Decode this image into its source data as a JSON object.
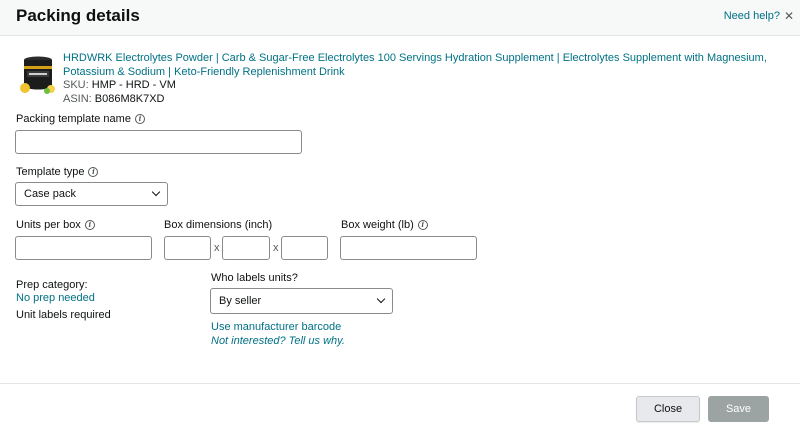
{
  "header": {
    "title": "Packing details",
    "help_link": "Need help?"
  },
  "product": {
    "image": "electrolytes-tub",
    "title": "HRDWRK Electrolytes Powder | Carb & Sugar-Free Electrolytes 100 Servings Hydration Supplement | Electrolytes Supplement with Magnesium, Potassium & Sodium | Keto-Friendly Replenishment Drink",
    "sku_label": "SKU:",
    "sku_value": "HMP - HRD - VM",
    "asin_label": "ASIN:",
    "asin_value": "B086M8K7XD"
  },
  "form": {
    "packing_template_name": {
      "label": "Packing template name",
      "value": ""
    },
    "template_type": {
      "label": "Template type",
      "selected": "Case pack"
    },
    "units_per_box": {
      "label": "Units per box",
      "value": ""
    },
    "box_dimensions": {
      "label": "Box dimensions (inch)",
      "separator": "x",
      "length": "",
      "width": "",
      "height": ""
    },
    "box_weight": {
      "label": "Box weight (lb)",
      "value": ""
    },
    "prep": {
      "category_label": "Prep category:",
      "category_link": "No prep needed",
      "unit_labels": "Unit labels required"
    },
    "who_labels": {
      "label": "Who labels units?",
      "selected": "By seller",
      "manufacturer_link": "Use manufacturer barcode",
      "feedback_link": "Not interested? Tell us why."
    }
  },
  "footer": {
    "close_label": "Close",
    "save_label": "Save"
  },
  "colors": {
    "link": "#007185",
    "save_disabled": "#9ba3a3",
    "header_bg": "#f7f8f8"
  }
}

--------------------

**EXERCISE BRIEF**
Where a line of the entries contains the word "selected", copy that line.

**RESPONSE**
      "selected": "Case pack"
      "selected": "By seller",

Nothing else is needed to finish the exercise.